WHAT YOU NEED TO DO:
Show all lines holding the string "February".
───
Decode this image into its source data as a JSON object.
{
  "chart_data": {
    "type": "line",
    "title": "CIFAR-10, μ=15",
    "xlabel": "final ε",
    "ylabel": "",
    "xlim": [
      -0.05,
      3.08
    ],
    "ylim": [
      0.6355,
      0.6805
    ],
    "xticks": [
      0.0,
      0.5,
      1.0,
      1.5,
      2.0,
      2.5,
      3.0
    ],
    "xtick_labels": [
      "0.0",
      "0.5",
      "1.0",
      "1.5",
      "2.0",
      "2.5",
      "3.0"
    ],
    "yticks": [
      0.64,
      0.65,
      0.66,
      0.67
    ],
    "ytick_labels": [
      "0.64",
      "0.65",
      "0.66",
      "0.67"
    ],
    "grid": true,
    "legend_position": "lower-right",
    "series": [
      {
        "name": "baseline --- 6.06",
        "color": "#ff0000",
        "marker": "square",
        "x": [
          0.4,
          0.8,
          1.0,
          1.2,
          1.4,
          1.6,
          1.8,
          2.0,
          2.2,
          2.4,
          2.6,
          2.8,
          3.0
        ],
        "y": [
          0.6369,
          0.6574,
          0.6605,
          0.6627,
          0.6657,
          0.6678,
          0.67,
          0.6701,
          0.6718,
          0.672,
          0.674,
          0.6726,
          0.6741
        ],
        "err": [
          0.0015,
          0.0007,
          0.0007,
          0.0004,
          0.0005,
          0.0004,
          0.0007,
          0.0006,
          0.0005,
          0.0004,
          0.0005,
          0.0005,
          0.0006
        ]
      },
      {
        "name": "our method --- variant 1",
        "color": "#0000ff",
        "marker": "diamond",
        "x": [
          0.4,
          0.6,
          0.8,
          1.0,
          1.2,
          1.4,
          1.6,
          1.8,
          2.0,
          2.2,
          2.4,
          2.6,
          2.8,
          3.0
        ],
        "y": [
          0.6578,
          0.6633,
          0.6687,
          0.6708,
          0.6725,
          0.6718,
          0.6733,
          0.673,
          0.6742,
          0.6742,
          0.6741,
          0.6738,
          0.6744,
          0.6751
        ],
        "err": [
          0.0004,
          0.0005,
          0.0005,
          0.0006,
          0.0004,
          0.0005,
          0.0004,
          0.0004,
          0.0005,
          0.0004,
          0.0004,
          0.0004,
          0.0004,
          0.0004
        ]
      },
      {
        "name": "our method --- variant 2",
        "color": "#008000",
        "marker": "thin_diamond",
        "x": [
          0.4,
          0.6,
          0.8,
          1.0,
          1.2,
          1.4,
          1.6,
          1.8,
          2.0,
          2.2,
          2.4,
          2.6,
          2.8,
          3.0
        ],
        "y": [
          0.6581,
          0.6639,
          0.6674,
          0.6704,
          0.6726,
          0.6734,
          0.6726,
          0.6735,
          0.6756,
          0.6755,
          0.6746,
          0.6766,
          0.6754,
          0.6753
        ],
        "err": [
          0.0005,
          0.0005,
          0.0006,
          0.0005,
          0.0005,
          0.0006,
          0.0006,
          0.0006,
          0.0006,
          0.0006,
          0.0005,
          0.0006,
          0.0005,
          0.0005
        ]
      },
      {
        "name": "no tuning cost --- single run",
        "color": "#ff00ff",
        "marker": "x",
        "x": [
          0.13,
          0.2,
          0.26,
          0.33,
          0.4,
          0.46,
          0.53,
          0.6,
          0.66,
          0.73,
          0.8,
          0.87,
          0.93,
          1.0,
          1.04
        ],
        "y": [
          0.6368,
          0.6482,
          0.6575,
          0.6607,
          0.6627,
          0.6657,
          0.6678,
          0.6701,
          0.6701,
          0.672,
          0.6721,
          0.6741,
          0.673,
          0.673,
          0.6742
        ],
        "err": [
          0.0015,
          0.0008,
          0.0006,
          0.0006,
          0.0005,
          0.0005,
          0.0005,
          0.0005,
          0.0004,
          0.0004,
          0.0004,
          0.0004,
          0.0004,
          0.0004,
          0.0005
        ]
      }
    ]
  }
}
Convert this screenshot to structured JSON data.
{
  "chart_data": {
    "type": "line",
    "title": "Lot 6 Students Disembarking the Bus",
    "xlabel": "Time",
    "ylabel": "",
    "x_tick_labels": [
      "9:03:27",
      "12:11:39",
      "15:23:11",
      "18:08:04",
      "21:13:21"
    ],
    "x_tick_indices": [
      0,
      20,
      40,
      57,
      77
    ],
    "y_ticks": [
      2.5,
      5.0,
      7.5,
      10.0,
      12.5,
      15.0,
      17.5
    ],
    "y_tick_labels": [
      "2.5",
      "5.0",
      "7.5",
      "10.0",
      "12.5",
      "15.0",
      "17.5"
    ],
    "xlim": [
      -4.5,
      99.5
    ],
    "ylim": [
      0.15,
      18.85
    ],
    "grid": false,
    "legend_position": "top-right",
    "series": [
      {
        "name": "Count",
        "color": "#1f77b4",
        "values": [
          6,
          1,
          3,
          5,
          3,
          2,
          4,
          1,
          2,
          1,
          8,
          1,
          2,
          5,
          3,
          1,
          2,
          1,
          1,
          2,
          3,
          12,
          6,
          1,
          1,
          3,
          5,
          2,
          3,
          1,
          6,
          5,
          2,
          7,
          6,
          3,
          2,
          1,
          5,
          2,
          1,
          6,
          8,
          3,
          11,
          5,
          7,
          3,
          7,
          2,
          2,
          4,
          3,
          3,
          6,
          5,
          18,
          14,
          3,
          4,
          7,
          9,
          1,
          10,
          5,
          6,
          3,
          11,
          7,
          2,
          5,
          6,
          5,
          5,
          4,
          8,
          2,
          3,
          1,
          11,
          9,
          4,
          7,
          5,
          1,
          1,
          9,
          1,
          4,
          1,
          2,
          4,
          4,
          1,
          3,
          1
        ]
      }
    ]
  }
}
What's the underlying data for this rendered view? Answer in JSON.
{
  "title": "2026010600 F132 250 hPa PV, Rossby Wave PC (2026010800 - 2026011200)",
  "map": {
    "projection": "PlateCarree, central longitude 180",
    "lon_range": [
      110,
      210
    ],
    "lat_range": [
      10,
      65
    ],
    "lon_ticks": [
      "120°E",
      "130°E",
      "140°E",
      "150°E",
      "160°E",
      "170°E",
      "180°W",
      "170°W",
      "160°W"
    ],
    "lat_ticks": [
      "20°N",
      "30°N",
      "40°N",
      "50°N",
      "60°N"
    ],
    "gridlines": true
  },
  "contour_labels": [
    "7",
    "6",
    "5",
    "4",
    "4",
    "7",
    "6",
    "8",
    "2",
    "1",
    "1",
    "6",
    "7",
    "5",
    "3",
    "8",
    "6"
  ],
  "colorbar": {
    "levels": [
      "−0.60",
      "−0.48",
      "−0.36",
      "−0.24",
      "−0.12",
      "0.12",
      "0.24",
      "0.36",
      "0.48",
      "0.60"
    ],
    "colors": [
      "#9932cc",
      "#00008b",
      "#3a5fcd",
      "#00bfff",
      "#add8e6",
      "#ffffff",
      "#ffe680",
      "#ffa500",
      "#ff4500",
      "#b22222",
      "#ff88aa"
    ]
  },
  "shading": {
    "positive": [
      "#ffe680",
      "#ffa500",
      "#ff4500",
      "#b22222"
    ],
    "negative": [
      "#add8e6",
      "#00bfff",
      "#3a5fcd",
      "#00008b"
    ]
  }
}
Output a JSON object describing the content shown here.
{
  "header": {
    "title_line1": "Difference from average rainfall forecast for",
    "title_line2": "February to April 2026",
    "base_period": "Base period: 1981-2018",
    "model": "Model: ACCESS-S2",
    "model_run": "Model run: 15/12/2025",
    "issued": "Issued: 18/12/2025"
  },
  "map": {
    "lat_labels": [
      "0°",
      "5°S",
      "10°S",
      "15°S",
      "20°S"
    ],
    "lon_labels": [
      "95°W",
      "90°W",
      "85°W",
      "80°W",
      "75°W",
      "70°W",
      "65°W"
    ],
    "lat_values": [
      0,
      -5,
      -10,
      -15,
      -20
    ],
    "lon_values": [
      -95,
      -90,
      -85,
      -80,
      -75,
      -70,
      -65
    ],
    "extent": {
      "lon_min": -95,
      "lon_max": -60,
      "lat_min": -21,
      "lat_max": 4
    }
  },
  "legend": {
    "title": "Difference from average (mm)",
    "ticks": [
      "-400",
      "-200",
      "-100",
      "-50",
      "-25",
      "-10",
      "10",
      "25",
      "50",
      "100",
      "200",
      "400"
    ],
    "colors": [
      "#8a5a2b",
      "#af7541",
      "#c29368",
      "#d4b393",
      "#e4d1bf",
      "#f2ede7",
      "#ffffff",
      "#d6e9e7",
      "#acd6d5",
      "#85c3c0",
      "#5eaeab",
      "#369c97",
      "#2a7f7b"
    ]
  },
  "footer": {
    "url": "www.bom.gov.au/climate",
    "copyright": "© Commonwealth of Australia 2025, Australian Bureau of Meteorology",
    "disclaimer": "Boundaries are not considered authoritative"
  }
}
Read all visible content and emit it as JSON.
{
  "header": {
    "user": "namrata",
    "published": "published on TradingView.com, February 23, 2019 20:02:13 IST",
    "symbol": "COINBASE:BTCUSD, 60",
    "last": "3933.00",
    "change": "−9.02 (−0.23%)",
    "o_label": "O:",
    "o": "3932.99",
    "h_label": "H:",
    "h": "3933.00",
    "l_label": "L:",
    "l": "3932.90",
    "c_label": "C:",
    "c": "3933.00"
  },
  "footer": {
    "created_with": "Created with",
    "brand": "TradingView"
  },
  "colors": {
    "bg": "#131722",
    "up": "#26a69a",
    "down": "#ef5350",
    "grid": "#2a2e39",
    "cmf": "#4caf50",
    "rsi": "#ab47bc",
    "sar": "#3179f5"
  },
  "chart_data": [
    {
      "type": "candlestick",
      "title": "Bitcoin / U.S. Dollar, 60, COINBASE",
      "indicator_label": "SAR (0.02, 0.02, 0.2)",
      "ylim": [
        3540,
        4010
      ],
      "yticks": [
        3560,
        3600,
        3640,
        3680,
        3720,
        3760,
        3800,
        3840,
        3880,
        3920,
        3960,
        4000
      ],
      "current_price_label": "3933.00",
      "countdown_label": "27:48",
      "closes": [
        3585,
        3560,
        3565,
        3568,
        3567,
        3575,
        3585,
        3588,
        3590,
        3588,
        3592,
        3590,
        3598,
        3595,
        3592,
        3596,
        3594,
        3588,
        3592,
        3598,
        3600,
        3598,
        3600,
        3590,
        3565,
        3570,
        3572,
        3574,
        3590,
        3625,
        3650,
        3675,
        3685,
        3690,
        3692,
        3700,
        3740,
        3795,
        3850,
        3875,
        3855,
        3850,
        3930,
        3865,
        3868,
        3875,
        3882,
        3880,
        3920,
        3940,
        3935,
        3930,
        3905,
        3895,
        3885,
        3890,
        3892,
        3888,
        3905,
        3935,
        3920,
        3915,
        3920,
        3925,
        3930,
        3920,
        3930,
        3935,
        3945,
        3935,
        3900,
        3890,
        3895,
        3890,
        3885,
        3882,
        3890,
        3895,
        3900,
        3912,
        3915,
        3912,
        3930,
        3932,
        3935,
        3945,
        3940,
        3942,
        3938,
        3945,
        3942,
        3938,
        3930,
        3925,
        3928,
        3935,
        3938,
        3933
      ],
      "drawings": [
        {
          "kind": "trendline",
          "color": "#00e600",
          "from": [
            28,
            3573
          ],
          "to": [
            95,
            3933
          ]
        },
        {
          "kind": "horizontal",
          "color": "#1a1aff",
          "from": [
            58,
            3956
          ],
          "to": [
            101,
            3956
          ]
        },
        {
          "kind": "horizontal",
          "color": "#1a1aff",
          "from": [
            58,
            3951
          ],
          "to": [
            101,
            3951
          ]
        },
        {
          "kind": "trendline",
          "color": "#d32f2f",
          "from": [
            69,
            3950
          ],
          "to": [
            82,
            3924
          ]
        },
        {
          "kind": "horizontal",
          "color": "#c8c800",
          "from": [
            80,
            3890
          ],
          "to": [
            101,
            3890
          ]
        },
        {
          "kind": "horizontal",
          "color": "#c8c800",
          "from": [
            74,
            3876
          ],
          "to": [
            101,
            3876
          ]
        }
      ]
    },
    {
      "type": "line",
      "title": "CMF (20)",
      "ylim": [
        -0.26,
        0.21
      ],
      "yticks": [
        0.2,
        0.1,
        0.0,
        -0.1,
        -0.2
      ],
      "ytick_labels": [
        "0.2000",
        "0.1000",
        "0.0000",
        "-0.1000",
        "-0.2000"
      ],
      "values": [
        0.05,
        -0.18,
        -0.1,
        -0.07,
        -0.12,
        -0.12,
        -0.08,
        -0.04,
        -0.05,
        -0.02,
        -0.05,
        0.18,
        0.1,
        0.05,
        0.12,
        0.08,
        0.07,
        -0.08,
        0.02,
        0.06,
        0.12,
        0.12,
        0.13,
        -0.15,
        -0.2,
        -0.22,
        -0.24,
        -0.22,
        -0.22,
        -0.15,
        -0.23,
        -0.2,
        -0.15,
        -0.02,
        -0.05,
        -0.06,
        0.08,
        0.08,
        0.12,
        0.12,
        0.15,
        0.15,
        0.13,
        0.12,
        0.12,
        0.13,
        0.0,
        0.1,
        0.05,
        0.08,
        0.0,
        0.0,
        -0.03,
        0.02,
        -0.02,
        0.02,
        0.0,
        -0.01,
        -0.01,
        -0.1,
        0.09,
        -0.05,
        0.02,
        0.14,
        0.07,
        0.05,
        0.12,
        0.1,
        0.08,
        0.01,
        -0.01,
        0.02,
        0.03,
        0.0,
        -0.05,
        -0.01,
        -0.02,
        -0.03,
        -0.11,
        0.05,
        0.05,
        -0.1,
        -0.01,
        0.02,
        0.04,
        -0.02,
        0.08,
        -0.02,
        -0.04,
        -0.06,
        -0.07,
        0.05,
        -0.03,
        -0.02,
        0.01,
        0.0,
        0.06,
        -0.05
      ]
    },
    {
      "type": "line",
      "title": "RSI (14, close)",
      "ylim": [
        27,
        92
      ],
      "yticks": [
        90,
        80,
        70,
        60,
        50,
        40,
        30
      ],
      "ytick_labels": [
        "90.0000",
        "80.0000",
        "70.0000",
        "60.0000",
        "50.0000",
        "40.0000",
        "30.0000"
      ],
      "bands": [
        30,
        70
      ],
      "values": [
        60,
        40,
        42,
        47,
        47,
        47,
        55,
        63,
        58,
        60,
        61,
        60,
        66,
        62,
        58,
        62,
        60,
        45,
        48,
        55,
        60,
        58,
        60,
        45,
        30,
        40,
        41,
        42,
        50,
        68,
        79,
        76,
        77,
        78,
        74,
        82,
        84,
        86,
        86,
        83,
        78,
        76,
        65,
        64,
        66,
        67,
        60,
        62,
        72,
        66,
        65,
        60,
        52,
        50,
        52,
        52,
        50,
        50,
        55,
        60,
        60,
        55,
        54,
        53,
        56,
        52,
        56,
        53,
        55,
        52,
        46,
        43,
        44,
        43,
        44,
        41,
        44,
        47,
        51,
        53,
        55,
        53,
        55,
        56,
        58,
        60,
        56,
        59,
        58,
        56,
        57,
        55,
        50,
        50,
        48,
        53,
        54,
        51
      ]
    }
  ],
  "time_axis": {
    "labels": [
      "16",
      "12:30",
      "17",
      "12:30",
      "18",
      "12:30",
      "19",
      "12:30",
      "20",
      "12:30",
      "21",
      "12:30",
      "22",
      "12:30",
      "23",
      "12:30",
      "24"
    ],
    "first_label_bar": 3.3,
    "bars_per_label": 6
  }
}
───
THE REPLY:
    "title_line2": "February to April 2026",
    "published": "published on TradingView.com, February 23, 2019 20:02:13 IST",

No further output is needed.